* _Your goal_: Copy out every line of the data exactly.

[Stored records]
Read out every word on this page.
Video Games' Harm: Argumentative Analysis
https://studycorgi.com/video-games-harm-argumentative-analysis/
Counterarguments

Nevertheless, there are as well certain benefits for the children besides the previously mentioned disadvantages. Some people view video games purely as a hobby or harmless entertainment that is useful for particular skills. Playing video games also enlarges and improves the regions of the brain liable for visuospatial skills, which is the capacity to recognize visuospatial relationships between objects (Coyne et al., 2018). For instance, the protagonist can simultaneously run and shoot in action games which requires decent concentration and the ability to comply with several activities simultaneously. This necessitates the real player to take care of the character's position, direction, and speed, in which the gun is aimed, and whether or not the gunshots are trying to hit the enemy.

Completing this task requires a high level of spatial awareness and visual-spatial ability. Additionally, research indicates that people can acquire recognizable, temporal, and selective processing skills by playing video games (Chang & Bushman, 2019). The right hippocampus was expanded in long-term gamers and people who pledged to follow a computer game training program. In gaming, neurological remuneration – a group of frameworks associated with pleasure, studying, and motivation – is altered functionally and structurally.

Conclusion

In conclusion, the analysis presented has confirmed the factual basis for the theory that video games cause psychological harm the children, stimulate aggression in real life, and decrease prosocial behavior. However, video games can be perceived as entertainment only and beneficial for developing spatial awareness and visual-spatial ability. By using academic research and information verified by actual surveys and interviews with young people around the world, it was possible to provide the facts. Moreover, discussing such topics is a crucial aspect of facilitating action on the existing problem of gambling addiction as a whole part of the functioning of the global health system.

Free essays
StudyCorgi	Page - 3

* _Output for this task_:
Read out every word on this page.
Video Games' Harm: Argumentative Analysis
https://studycorgi.com/video-games-harm-argumentative-analysis/
Counterarguments

Nevertheless, there are as well certain benefits for the children besides the previously mentioned disadvantages. Some people view video games purely as a hobby or harmless entertainment that is useful for particular skills. Playing video games also enlarges and improves the regions of the brain liable for visuospatial skills, which is the capacity to recognize visuospatial relationships between objects (Coyne et al., 2018). For instance, the protagonist can simultaneously run and shoot in action games which requires decent concentration and the ability to comply with several activities simultaneously. This necessitates the real player to take care of the character's position, direction, and speed, in which the gun is aimed, and whether or not the gunshots are trying to hit the enemy.

Completing this task requires a high level of spatial awareness and visual-spatial ability. Additionally, research indicates that people can acquire recognizable, temporal, and selective processing skills by playing video games (Chang & Bushman, 2019). The right hippocampus was expanded in long-term gamers and people who pledged to follow a computer game training program. In gaming, neurological remuneration – a group of frameworks associated with pleasure, studying, and motivation – is altered functionally and structurally.

Conclusion

In conclusion, the analysis presented has confirmed the factual basis for the theory that video games cause psychological harm the children, stimulate aggression in real life, and decrease prosocial behavior. However, video games can be perceived as entertainment only and beneficial for developing spatial awareness and visual-spatial ability. By using academic research and information verified by actual surveys and interviews with young people around the world, it was possible to provide the facts. Moreover, discussing such topics is a crucial aspect of facilitating action on the existing problem of gambling addiction as a whole part of the functioning of the global health system.

Free essays
StudyCorgi	Page - 3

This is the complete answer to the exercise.